## Short task
Copy every line from the data below in which the string "rating" can be found.

(Stored entries)

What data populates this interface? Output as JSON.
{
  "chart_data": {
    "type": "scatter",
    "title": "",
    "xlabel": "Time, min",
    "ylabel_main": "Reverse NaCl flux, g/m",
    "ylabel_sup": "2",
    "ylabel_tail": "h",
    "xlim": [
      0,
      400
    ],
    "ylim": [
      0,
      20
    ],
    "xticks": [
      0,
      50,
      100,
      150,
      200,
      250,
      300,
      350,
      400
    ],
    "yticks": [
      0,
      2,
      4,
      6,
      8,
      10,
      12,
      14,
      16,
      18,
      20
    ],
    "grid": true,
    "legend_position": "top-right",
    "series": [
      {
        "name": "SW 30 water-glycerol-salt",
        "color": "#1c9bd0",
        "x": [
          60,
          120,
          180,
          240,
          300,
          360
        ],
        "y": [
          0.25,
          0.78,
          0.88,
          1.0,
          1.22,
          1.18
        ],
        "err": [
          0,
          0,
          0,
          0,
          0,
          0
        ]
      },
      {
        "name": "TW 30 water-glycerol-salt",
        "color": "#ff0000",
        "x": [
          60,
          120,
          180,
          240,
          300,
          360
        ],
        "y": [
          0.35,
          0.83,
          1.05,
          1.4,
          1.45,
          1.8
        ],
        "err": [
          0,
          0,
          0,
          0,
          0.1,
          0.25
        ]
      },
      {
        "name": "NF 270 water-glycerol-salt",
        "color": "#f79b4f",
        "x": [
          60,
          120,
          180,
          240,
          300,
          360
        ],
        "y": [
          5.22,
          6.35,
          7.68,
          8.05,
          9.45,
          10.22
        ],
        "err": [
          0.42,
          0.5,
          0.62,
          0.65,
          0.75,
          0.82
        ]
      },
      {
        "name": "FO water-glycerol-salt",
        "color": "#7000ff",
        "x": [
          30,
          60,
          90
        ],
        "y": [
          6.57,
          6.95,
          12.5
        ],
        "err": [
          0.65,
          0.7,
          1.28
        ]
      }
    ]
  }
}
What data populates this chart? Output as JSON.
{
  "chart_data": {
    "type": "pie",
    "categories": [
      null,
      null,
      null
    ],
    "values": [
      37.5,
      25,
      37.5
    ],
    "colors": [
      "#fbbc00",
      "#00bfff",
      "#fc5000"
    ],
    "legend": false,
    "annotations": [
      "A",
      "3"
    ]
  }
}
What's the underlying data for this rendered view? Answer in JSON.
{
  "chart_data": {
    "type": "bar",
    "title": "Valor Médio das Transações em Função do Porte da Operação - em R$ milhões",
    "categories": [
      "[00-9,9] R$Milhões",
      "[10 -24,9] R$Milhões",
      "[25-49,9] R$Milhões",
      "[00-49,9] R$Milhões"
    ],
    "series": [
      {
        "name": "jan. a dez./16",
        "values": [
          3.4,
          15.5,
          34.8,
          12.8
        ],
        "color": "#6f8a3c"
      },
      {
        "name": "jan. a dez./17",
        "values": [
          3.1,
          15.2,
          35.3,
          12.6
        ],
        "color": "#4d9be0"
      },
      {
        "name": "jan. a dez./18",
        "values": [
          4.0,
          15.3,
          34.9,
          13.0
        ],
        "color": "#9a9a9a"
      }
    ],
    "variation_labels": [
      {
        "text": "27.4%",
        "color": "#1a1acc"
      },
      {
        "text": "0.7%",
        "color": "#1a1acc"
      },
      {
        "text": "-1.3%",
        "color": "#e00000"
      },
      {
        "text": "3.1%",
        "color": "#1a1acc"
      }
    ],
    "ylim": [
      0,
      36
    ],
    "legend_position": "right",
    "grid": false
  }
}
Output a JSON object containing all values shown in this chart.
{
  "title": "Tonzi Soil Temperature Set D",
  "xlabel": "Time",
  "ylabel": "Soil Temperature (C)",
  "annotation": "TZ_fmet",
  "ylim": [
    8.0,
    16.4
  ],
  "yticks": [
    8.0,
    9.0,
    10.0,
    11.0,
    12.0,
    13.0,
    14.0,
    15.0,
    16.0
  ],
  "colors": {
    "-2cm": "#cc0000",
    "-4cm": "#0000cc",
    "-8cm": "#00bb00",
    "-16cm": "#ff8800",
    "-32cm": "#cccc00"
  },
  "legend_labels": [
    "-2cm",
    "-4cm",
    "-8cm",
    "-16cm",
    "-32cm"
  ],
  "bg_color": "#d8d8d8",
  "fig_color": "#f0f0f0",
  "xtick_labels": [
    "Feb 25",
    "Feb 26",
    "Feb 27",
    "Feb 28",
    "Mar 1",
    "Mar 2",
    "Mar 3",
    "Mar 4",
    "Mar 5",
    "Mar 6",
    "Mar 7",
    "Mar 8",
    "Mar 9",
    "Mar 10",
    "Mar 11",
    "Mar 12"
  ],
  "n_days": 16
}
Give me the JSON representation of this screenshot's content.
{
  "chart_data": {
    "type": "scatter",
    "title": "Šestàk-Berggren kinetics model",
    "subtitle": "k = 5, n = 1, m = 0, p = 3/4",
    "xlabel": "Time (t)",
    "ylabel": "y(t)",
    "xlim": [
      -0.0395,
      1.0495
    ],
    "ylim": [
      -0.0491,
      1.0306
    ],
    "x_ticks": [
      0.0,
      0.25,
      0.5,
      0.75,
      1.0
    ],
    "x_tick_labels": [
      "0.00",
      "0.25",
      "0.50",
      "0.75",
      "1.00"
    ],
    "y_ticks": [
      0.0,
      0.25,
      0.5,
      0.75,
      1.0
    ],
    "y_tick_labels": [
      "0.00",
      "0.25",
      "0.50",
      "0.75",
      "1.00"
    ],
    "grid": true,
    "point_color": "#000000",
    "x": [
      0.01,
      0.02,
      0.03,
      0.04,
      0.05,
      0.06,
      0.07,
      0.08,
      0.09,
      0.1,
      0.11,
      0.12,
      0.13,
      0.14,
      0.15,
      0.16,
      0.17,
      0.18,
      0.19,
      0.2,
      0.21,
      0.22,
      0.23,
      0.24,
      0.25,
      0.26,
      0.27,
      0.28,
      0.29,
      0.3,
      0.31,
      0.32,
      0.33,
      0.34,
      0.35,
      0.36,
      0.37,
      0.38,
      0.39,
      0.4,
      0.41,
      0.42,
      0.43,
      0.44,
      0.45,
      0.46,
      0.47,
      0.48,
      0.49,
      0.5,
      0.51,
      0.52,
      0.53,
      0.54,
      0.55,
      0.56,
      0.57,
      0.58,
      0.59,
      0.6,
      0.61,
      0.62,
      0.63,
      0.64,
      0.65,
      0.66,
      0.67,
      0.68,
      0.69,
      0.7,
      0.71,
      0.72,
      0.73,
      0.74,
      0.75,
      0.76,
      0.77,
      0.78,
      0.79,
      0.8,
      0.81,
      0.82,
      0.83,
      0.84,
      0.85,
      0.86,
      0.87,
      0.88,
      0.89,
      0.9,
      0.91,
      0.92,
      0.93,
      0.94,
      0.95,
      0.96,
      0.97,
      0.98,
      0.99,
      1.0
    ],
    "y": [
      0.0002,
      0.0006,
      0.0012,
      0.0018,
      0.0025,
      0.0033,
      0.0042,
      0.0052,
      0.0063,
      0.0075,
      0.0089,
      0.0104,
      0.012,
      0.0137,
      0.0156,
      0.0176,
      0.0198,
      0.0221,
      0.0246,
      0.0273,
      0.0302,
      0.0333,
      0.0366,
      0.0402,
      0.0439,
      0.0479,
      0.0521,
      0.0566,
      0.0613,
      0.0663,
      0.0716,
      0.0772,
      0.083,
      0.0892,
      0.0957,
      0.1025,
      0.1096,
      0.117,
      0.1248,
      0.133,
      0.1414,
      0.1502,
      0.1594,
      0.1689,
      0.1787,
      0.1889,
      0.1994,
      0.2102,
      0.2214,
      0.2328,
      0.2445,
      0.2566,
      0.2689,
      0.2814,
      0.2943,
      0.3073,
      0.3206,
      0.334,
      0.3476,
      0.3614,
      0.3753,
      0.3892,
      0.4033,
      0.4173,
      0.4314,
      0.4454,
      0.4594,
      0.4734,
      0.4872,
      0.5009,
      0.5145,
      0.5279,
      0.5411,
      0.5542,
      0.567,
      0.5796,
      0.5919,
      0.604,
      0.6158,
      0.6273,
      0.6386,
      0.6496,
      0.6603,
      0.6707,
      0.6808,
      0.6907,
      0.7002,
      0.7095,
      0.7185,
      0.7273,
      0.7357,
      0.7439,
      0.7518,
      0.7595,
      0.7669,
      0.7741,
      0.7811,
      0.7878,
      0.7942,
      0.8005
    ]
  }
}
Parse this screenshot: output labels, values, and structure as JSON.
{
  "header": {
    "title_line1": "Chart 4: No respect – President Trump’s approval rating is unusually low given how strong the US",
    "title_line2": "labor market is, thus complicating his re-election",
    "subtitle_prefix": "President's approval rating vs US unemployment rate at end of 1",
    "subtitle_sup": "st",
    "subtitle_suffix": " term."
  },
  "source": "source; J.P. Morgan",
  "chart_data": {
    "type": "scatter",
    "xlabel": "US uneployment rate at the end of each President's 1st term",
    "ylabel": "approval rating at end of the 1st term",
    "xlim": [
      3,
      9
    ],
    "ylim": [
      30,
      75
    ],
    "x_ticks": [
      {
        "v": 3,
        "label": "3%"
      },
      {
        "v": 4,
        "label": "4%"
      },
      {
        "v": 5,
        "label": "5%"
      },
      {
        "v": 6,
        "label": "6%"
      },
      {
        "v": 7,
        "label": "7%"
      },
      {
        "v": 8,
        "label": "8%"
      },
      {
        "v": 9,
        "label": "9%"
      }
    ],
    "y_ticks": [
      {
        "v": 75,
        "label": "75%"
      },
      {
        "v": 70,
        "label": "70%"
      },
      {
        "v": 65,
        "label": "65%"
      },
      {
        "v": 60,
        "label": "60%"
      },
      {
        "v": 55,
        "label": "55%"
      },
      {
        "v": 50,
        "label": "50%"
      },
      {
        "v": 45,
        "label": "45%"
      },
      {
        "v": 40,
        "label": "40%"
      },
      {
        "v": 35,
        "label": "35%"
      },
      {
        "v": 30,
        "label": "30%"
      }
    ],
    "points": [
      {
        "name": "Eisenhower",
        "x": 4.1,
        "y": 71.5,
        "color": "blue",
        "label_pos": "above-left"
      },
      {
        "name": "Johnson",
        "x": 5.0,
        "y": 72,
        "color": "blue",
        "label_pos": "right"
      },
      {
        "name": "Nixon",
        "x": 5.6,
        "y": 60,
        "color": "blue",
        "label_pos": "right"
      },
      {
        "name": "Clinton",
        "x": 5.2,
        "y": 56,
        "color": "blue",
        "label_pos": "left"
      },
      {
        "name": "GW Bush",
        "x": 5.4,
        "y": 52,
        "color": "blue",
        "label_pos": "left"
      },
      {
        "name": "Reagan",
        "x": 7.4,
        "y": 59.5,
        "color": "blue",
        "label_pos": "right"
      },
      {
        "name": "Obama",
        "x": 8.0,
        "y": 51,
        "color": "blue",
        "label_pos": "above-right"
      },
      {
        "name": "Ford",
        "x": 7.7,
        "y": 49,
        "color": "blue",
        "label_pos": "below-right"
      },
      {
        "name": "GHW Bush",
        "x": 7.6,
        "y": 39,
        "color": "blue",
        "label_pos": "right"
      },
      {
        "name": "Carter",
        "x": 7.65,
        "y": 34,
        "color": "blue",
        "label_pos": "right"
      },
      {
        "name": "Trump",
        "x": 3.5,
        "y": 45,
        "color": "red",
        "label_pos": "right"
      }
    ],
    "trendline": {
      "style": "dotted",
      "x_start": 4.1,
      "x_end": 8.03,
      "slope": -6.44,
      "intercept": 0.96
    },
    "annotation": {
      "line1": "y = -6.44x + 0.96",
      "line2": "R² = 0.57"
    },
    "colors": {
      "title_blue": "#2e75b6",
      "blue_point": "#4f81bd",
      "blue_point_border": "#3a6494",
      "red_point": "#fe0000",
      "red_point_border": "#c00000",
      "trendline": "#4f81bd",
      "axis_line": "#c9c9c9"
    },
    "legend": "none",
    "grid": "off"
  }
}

## Result of this exercise
    "title_line1": "Chart 4: No respect – President Trump’s approval rating is unusually low given how strong the US",
    "subtitle_prefix": "President's approval rating vs US unemployment rate at end of 1",
    "ylabel": "approval rating at end of the 1st term",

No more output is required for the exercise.